* Begin *

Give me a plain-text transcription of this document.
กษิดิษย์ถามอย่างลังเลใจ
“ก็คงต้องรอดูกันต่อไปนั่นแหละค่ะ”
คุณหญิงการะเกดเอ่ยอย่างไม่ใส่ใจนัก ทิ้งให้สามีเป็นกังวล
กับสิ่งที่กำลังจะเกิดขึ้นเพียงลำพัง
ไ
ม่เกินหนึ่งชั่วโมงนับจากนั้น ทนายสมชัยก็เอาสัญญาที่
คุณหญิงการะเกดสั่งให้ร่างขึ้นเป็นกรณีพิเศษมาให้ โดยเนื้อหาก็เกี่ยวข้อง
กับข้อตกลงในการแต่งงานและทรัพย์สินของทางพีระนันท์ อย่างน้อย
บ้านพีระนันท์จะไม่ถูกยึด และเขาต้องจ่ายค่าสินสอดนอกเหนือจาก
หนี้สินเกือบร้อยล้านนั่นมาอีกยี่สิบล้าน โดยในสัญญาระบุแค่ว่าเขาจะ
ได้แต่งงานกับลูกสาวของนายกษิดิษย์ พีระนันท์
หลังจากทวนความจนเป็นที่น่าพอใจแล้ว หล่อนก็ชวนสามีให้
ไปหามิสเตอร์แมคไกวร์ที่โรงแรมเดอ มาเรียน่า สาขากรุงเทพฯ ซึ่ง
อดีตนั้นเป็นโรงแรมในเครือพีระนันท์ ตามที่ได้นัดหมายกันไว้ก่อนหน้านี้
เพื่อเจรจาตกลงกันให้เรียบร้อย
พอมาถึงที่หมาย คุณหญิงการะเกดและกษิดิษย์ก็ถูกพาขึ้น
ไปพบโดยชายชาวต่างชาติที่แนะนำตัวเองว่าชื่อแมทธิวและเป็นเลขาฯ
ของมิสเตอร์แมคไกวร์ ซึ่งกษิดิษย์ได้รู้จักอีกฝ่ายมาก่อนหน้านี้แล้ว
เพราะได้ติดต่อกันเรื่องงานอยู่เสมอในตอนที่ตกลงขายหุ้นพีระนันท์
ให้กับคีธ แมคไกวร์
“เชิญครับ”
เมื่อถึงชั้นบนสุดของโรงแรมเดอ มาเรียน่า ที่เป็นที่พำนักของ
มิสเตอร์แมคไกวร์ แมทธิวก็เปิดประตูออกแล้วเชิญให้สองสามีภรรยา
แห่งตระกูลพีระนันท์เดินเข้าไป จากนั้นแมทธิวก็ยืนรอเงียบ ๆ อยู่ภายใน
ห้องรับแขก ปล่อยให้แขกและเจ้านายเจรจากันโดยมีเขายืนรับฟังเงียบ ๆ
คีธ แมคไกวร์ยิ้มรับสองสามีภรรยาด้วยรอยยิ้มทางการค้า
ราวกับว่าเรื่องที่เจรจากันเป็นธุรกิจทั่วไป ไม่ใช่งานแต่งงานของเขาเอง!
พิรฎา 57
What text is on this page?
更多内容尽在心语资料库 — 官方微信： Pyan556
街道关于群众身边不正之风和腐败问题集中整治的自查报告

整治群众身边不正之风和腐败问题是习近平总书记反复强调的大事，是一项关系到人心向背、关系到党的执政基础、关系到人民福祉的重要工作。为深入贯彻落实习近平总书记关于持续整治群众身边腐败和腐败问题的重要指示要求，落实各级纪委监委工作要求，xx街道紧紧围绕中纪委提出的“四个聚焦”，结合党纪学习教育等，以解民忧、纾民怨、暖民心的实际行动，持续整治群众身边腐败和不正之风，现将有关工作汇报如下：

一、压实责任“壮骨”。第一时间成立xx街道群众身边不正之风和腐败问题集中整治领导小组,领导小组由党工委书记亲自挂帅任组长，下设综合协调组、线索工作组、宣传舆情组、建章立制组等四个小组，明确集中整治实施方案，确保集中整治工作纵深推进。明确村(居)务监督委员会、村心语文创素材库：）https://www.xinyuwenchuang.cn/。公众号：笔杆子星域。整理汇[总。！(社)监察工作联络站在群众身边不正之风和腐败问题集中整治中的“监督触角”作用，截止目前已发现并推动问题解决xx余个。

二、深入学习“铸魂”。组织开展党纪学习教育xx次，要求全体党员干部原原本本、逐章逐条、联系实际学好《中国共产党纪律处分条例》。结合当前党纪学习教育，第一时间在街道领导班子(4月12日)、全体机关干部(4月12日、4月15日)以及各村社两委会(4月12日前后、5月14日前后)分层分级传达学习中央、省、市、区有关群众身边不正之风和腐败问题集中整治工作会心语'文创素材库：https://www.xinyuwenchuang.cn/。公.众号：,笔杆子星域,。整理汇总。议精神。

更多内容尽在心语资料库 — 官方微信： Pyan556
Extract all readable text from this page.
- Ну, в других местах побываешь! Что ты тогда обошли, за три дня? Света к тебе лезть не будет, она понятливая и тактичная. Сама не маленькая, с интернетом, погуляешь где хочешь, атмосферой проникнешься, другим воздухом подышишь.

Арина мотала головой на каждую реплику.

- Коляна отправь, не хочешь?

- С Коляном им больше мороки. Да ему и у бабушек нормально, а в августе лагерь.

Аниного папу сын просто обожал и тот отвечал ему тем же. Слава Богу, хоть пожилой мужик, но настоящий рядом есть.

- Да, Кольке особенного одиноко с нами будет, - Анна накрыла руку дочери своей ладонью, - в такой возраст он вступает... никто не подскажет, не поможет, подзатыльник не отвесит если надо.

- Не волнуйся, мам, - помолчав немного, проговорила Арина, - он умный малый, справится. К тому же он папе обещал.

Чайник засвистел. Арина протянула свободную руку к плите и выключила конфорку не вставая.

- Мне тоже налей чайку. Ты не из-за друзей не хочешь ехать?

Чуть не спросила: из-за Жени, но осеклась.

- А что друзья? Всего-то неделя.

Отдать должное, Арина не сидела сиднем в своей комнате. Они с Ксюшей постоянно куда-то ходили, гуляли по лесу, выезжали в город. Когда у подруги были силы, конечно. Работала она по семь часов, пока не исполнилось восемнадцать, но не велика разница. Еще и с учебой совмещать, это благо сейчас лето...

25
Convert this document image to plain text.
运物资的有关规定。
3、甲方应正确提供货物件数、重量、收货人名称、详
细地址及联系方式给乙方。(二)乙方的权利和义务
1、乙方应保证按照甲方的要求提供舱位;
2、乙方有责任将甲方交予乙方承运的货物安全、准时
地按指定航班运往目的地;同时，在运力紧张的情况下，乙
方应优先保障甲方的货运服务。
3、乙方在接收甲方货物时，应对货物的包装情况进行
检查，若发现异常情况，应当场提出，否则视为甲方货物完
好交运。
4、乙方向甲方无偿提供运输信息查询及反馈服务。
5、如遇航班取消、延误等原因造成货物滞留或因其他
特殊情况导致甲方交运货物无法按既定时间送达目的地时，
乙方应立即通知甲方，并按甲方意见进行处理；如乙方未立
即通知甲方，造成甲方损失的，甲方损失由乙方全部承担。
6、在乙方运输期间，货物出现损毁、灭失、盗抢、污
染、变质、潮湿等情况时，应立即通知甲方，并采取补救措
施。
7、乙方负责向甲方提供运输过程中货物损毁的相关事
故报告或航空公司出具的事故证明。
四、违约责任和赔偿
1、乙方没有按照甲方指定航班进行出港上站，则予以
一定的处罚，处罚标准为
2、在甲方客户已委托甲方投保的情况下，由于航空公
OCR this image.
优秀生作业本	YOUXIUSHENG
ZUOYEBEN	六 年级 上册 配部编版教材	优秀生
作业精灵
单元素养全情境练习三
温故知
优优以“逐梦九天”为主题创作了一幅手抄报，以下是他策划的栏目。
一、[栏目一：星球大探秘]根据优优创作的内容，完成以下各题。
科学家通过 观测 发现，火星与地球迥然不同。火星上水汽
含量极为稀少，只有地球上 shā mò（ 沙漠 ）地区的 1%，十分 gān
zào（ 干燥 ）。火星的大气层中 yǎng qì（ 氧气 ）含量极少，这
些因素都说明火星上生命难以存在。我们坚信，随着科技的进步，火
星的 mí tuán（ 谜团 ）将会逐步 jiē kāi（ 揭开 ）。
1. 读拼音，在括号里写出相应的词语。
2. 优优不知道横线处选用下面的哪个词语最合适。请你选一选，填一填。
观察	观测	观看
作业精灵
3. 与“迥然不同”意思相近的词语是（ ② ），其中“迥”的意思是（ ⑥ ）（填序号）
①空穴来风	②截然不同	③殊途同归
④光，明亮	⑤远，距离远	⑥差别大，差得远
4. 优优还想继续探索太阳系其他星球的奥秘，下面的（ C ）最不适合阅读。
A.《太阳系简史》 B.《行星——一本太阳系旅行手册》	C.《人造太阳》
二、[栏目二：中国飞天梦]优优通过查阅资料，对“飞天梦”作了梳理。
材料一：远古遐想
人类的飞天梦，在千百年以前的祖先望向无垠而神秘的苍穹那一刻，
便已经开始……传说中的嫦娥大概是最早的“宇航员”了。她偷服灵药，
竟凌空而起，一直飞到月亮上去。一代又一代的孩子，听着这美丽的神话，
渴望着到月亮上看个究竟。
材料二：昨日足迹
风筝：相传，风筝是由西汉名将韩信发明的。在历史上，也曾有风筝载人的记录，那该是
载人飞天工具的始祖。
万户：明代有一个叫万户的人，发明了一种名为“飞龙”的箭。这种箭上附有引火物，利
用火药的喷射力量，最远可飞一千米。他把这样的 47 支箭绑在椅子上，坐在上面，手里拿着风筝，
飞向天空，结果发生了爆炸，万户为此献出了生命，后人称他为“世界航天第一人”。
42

* End *

--- WORK REQUIRED ---
Search the preceding listing for "document" and extract every line where it is found.

--- WRITTEN ANSWER ---
Give me a plain-text transcription of this document.
Convert this document image to plain text.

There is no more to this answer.